**What is being asked:** Give the data again, word for word.

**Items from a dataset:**
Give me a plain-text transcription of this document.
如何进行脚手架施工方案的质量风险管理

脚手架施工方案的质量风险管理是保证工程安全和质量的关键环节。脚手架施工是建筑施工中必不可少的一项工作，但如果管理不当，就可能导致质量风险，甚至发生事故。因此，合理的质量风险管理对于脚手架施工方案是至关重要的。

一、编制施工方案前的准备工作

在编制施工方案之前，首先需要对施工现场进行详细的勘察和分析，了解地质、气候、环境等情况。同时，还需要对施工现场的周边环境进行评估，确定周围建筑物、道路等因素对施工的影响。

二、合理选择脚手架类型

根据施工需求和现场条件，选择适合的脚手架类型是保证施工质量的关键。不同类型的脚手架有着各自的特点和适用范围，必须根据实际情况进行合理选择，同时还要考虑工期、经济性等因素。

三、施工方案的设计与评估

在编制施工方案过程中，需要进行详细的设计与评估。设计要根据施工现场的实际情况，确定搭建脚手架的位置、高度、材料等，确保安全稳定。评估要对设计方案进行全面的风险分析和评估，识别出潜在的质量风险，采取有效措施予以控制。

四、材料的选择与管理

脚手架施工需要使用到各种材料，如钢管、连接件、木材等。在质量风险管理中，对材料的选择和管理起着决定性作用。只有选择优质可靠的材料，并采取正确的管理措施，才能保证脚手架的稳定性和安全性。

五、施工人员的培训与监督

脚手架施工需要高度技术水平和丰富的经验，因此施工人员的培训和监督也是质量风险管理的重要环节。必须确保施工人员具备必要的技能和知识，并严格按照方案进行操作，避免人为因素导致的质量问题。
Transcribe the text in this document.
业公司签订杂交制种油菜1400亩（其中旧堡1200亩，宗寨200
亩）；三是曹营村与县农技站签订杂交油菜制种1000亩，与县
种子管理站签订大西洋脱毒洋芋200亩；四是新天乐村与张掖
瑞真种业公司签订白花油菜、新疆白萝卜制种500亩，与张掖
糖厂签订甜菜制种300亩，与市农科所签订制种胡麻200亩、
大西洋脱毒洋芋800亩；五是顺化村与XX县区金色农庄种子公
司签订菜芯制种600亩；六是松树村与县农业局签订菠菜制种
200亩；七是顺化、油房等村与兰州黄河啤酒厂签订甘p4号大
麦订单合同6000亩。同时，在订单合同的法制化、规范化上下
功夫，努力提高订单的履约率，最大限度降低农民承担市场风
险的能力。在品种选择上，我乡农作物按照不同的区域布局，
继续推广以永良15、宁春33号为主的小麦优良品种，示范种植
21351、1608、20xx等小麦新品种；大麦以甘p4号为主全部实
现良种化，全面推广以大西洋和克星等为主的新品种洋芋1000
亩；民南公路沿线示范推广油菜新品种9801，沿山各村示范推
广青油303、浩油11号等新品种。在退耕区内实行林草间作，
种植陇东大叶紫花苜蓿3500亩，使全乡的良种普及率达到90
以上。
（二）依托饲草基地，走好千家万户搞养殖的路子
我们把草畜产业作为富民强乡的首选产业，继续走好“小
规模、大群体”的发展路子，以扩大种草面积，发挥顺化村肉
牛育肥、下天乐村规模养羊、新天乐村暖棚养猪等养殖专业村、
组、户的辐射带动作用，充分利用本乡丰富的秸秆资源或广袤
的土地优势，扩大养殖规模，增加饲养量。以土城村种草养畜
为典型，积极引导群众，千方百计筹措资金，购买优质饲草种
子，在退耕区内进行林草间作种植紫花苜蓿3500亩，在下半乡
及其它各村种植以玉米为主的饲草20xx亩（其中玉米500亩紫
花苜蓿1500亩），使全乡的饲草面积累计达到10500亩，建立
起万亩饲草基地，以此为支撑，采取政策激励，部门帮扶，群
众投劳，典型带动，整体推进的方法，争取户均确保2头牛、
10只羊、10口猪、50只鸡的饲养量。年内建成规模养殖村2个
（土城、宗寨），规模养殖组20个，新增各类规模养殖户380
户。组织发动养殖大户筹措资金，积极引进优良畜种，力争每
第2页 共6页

**Answer to the problem:**
Give me a plain-text transcription of this document.
如何进行脚手架施工方案的质量风险管理

脚手架施工方案的质量风险管理是保证工程安全和质量的关键环节。脚手架施工是建筑施工中必不可少的一项工作，但如果管理不当，就可能导致质量风险，甚至发生事故。因此，合理的质量风险管理对于脚手架施工方案是至关重要的。

一、编制施工方案前的准备工作

在编制施工方案之前，首先需要对施工现场进行详细的勘察和分析，了解地质、气候、环境等情况。同时，还需要对施工现场的周边环境进行评估，确定周围建筑物、道路等因素对施工的影响。

二、合理选择脚手架类型

根据施工需求和现场条件，选择适合的脚手架类型是保证施工质量的关键。不同类型的脚手架有着各自的特点和适用范围，必须根据实际情况进行合理选择，同时还要考虑工期、经济性等因素。

三、施工方案的设计与评估

在编制施工方案过程中，需要进行详细的设计与评估。设计要根据施工现场的实际情况，确定搭建脚手架的位置、高度、材料等，确保安全稳定。评估要对设计方案进行全面的风险分析和评估，识别出潜在的质量风险，采取有效措施予以控制。

四、材料的选择与管理

脚手架施工需要使用到各种材料，如钢管、连接件、木材等。在质量风险管理中，对材料的选择和管理起着决定性作用。只有选择优质可靠的材料，并采取正确的管理措施，才能保证脚手架的稳定性和安全性。

五、施工人员的培训与监督

脚手架施工需要高度技术水平和丰富的经验，因此施工人员的培训和监督也是质量风险管理的重要环节。必须确保施工人员具备必要的技能和知识，并严格按照方案进行操作，避免人为因素导致的质量问题。
Transcribe the text in this document.
业公司签订杂交制种油菜1400亩（其中旧堡1200亩，宗寨200
亩）；三是曹营村与县农技站签订杂交油菜制种1000亩，与县
种子管理站签订大西洋脱毒洋芋200亩；四是新天乐村与张掖
瑞真种业公司签订白花油菜、新疆白萝卜制种500亩，与张掖
糖厂签订甜菜制种300亩，与市农科所签订制种胡麻200亩、
大西洋脱毒洋芋800亩；五是顺化村与XX县区金色农庄种子公
司签订菜芯制种600亩；六是松树村与县农业局签订菠菜制种
200亩；七是顺化、油房等村与兰州黄河啤酒厂签订甘p4号大
麦订单合同6000亩。同时，在订单合同的法制化、规范化上下
功夫，努力提高订单的履约率，最大限度降低农民承担市场风
险的能力。在品种选择上，我乡农作物按照不同的区域布局，
继续推广以永良15、宁春33号为主的小麦优良品种，示范种植
21351、1608、20xx等小麦新品种；大麦以甘p4号为主全部实
现良种化，全面推广以大西洋和克星等为主的新品种洋芋1000
亩；民南公路沿线示范推广油菜新品种9801，沿山各村示范推
广青油303、浩油11号等新品种。在退耕区内实行林草间作，
种植陇东大叶紫花苜蓿3500亩，使全乡的良种普及率达到90
以上。
（二）依托饲草基地，走好千家万户搞养殖的路子
我们把草畜产业作为富民强乡的首选产业，继续走好“小
规模、大群体”的发展路子，以扩大种草面积，发挥顺化村肉
牛育肥、下天乐村规模养羊、新天乐村暖棚养猪等养殖专业村、
组、户的辐射带动作用，充分利用本乡丰富的秸秆资源或广袤
的土地优势，扩大养殖规模，增加饲养量。以土城村种草养畜
为典型，积极引导群众，千方百计筹措资金，购买优质饲草种
子，在退耕区内进行林草间作种植紫花苜蓿3500亩，在下半乡
及其它各村种植以玉米为主的饲草20xx亩（其中玉米500亩紫
花苜蓿1500亩），使全乡的饲草面积累计达到10500亩，建立
起万亩饲草基地，以此为支撑，采取政策激励，部门帮扶，群
众投劳，典型带动，整体推进的方法，争取户均确保2头牛、
10只羊、10口猪、50只鸡的饲养量。年内建成规模养殖村2个
（土城、宗寨），规模养殖组20个，新增各类规模养殖户380
户。组织发动养殖大户筹措资金，积极引进优良畜种，力争每
第2页 共6页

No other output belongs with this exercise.